◆ Dataset items
------------------------------------------------------------------------

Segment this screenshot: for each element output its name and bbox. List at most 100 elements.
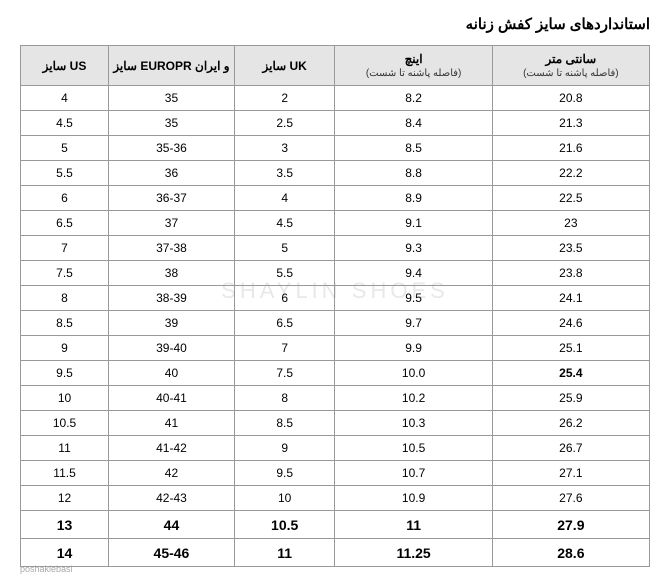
cell-uk: 2 [234, 86, 335, 111]
cell-eu: 42-43 [109, 486, 235, 511]
cell-eu: 36-37 [109, 186, 235, 211]
cell-uk: 9.5 [234, 461, 335, 486]
cell-cm: 22.2 [492, 161, 649, 186]
cell-uk: 6.5 [234, 311, 335, 336]
col-header-in: اینچ(فاصله پاشنه تا شست) [335, 46, 492, 86]
cell-us: 13 [21, 511, 109, 539]
cell-in: 9.1 [335, 211, 492, 236]
cell-cm: 23.5 [492, 236, 649, 261]
table-row: 6.5374.59.123 [21, 211, 650, 236]
table-row: 43528.220.8 [21, 86, 650, 111]
cell-us: 6.5 [21, 211, 109, 236]
cell-uk: 5.5 [234, 261, 335, 286]
table-row: 10.5418.510.326.2 [21, 411, 650, 436]
cell-us: 11.5 [21, 461, 109, 486]
cell-cm: 24.6 [492, 311, 649, 336]
cell-eu: 38 [109, 261, 235, 286]
cell-eu: 36 [109, 161, 235, 186]
cell-in: 10.3 [335, 411, 492, 436]
table-container: سایز US سایز EUROPR و ایران سایز UK اینچ… [20, 45, 650, 567]
cell-cm: 28.6 [492, 539, 649, 567]
cell-us: 6 [21, 186, 109, 211]
table-row: 4.5352.58.421.3 [21, 111, 650, 136]
cell-us: 7.5 [21, 261, 109, 286]
cell-in: 10.7 [335, 461, 492, 486]
size-table: سایز US سایز EUROPR و ایران سایز UK اینچ… [20, 45, 650, 567]
cell-us: 10 [21, 386, 109, 411]
cell-uk: 2.5 [234, 111, 335, 136]
cell-in: 8.2 [335, 86, 492, 111]
cell-cm: 23 [492, 211, 649, 236]
cell-uk: 7.5 [234, 361, 335, 386]
cell-eu: 40 [109, 361, 235, 386]
cell-us: 11 [21, 436, 109, 461]
cell-cm: 26.2 [492, 411, 649, 436]
cell-uk: 3 [234, 136, 335, 161]
table-row: 636-3748.922.5 [21, 186, 650, 211]
table-row: 1040-41810.225.9 [21, 386, 650, 411]
cell-us: 10.5 [21, 411, 109, 436]
cell-uk: 10 [234, 486, 335, 511]
table-row: 5.5363.58.822.2 [21, 161, 650, 186]
table-body: 43528.220.84.5352.58.421.3535-3638.521.6… [21, 86, 650, 567]
cell-eu: 35 [109, 86, 235, 111]
cell-in: 9.9 [335, 336, 492, 361]
cell-eu: 35-36 [109, 136, 235, 161]
cell-cm: 24.1 [492, 286, 649, 311]
cell-us: 14 [21, 539, 109, 567]
table-row: 11.5429.510.727.1 [21, 461, 650, 486]
table-row: 9.5407.510.025.4 [21, 361, 650, 386]
table-row: 939-4079.925.1 [21, 336, 650, 361]
cell-uk: 11 [234, 539, 335, 567]
cell-in: 10.9 [335, 486, 492, 511]
cell-in: 9.4 [335, 261, 492, 286]
cell-us: 4 [21, 86, 109, 111]
cell-us: 9.5 [21, 361, 109, 386]
cell-in: 8.9 [335, 186, 492, 211]
cell-in: 9.3 [335, 236, 492, 261]
cell-uk: 8.5 [234, 411, 335, 436]
cell-us: 9 [21, 336, 109, 361]
cell-in: 8.5 [335, 136, 492, 161]
cell-in: 10.0 [335, 361, 492, 386]
cell-cm: 26.7 [492, 436, 649, 461]
cell-uk: 4.5 [234, 211, 335, 236]
col-header-eu: سایز EUROPR و ایران [109, 46, 235, 86]
cell-us: 12 [21, 486, 109, 511]
cell-eu: 42 [109, 461, 235, 486]
cell-in: 8.8 [335, 161, 492, 186]
cell-cm: 23.8 [492, 261, 649, 286]
cell-cm: 25.4 [492, 361, 649, 386]
cell-eu: 38-39 [109, 286, 235, 311]
table-row: 838-3969.524.1 [21, 286, 650, 311]
cell-in: 8.4 [335, 111, 492, 136]
cell-in: 11.25 [335, 539, 492, 567]
cell-us: 4.5 [21, 111, 109, 136]
table-row: 1242-431010.927.6 [21, 486, 650, 511]
col-header-us: سایز US [21, 46, 109, 86]
cell-cm: 21.6 [492, 136, 649, 161]
table-row: 1445-461111.2528.6 [21, 539, 650, 567]
cell-eu: 39 [109, 311, 235, 336]
cell-cm: 25.9 [492, 386, 649, 411]
cell-in: 9.5 [335, 286, 492, 311]
cell-us: 5.5 [21, 161, 109, 186]
cell-eu: 39-40 [109, 336, 235, 361]
cell-us: 8.5 [21, 311, 109, 336]
cell-cm: 22.5 [492, 186, 649, 211]
cell-in: 10.2 [335, 386, 492, 411]
cell-eu: 41 [109, 411, 235, 436]
header-row: سایز US سایز EUROPR و ایران سایز UK اینچ… [21, 46, 650, 86]
cell-uk: 7 [234, 336, 335, 361]
cell-eu: 37-38 [109, 236, 235, 261]
page-title: استانداردهای سایز کفش زنانه [20, 15, 650, 33]
table-row: 134410.51127.9 [21, 511, 650, 539]
table-row: 1141-42910.526.7 [21, 436, 650, 461]
cell-cm: 25.1 [492, 336, 649, 361]
cell-uk: 5 [234, 236, 335, 261]
col-header-cm: سانتی متر(فاصله پاشنه تا شست) [492, 46, 649, 86]
cell-cm: 27.6 [492, 486, 649, 511]
cell-us: 8 [21, 286, 109, 311]
cell-in: 10.5 [335, 436, 492, 461]
cell-eu: 35 [109, 111, 235, 136]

------------------------------------------------------------------------

◆ The task
Reproduce every line of the records above verbatim, leaving out the pictures.

◆ Reply to the task
Segment this screenshot: for each element output its name and bbox. List at most 100 elements.
cell-uk: 2 [234, 86, 335, 111]
cell-eu: 42-43 [109, 486, 235, 511]
cell-eu: 36-37 [109, 186, 235, 211]
cell-uk: 9.5 [234, 461, 335, 486]
cell-cm: 22.2 [492, 161, 649, 186]
cell-uk: 6.5 [234, 311, 335, 336]
col-header-in: اینچ(فاصله پاشنه تا شست) [335, 46, 492, 86]
cell-us: 13 [21, 511, 109, 539]
cell-in: 9.1 [335, 211, 492, 236]
cell-cm: 23.5 [492, 236, 649, 261]
table-row: 6.5374.59.123 [21, 211, 650, 236]
table-row: 43528.220.8 [21, 86, 650, 111]
cell-us: 6.5 [21, 211, 109, 236]
cell-uk: 5.5 [234, 261, 335, 286]
table-row: 10.5418.510.326.2 [21, 411, 650, 436]
cell-us: 11.5 [21, 461, 109, 486]
cell-cm: 24.6 [492, 311, 649, 336]
cell-eu: 38 [109, 261, 235, 286]
cell-eu: 36 [109, 161, 235, 186]
cell-in: 10.3 [335, 411, 492, 436]
table-container: سایز US سایز EUROPR و ایران سایز UK اینچ… [20, 45, 650, 567]
cell-cm: 28.6 [492, 539, 649, 567]
cell-us: 6 [21, 186, 109, 211]
table-row: 4.5352.58.421.3 [21, 111, 650, 136]
cell-us: 7.5 [21, 261, 109, 286]
cell-in: 10.7 [335, 461, 492, 486]
size-table: سایز US سایز EUROPR و ایران سایز UK اینچ… [20, 45, 650, 567]
cell-us: 10 [21, 386, 109, 411]
cell-uk: 2.5 [234, 111, 335, 136]
cell-in: 8.2 [335, 86, 492, 111]
cell-cm: 23 [492, 211, 649, 236]
cell-uk: 7.5 [234, 361, 335, 386]
cell-eu: 40 [109, 361, 235, 386]
cell-us: 11 [21, 436, 109, 461]
cell-cm: 26.2 [492, 411, 649, 436]
cell-uk: 3 [234, 136, 335, 161]
table-row: 636-3748.922.5 [21, 186, 650, 211]
table-row: 1040-41810.225.9 [21, 386, 650, 411]
cell-us: 10.5 [21, 411, 109, 436]
cell-uk: 10 [234, 486, 335, 511]
table-row: 5.5363.58.822.2 [21, 161, 650, 186]
table-body: 43528.220.84.5352.58.421.3535-3638.521.6… [21, 86, 650, 567]
cell-eu: 35 [109, 86, 235, 111]
cell-in: 9.9 [335, 336, 492, 361]
cell-eu: 35-36 [109, 136, 235, 161]
cell-cm: 24.1 [492, 286, 649, 311]
cell-us: 14 [21, 539, 109, 567]
table-row: 11.5429.510.727.1 [21, 461, 650, 486]
table-row: 9.5407.510.025.4 [21, 361, 650, 386]
table-row: 939-4079.925.1 [21, 336, 650, 361]
cell-uk: 11 [234, 539, 335, 567]
cell-in: 10.9 [335, 486, 492, 511]
cell-in: 9.4 [335, 261, 492, 286]
cell-us: 4 [21, 86, 109, 111]
cell-us: 9.5 [21, 361, 109, 386]
cell-in: 8.9 [335, 186, 492, 211]
cell-in: 9.3 [335, 236, 492, 261]
cell-uk: 8.5 [234, 411, 335, 436]
cell-us: 9 [21, 336, 109, 361]
cell-in: 8.5 [335, 136, 492, 161]
cell-in: 10.0 [335, 361, 492, 386]
cell-cm: 26.7 [492, 436, 649, 461]
cell-uk: 4.5 [234, 211, 335, 236]
col-header-eu: سایز EUROPR و ایران [109, 46, 235, 86]
cell-us: 12 [21, 486, 109, 511]
cell-eu: 42 [109, 461, 235, 486]
cell-in: 8.8 [335, 161, 492, 186]
cell-cm: 23.8 [492, 261, 649, 286]
cell-cm: 25.4 [492, 361, 649, 386]
cell-eu: 38-39 [109, 286, 235, 311]
table-row: 838-3969.524.1 [21, 286, 650, 311]
cell-in: 8.4 [335, 111, 492, 136]
cell-in: 11.25 [335, 539, 492, 567]
cell-us: 4.5 [21, 111, 109, 136]
table-row: 1242-431010.927.6 [21, 486, 650, 511]
col-header-us: سایز US [21, 46, 109, 86]
cell-cm: 21.6 [492, 136, 649, 161]
table-row: 1445-461111.2528.6 [21, 539, 650, 567]
cell-eu: 39 [109, 311, 235, 336]
cell-cm: 25.9 [492, 386, 649, 411]
cell-in: 9.5 [335, 286, 492, 311]
cell-us: 5.5 [21, 161, 109, 186]
cell-eu: 39-40 [109, 336, 235, 361]
cell-us: 8.5 [21, 311, 109, 336]
cell-cm: 22.5 [492, 186, 649, 211]
cell-in: 10.2 [335, 386, 492, 411]
cell-eu: 41 [109, 411, 235, 436]
header-row: سایز US سایز EUROPR و ایران سایز UK اینچ… [21, 46, 650, 86]
cell-uk: 7 [234, 336, 335, 361]
cell-eu: 37-38 [109, 236, 235, 261]
page-title: استانداردهای سایز کفش زنانه [20, 15, 650, 33]
table-row: 134410.51127.9 [21, 511, 650, 539]
table-row: 1141-42910.526.7 [21, 436, 650, 461]
cell-cm: 25.1 [492, 336, 649, 361]
cell-uk: 5 [234, 236, 335, 261]
col-header-cm: سانتی متر(فاصله پاشنه تا شست) [492, 46, 649, 86]
cell-cm: 27.6 [492, 486, 649, 511]
cell-us: 8 [21, 286, 109, 311]
cell-in: 10.5 [335, 436, 492, 461]
cell-eu: 35 [109, 111, 235, 136]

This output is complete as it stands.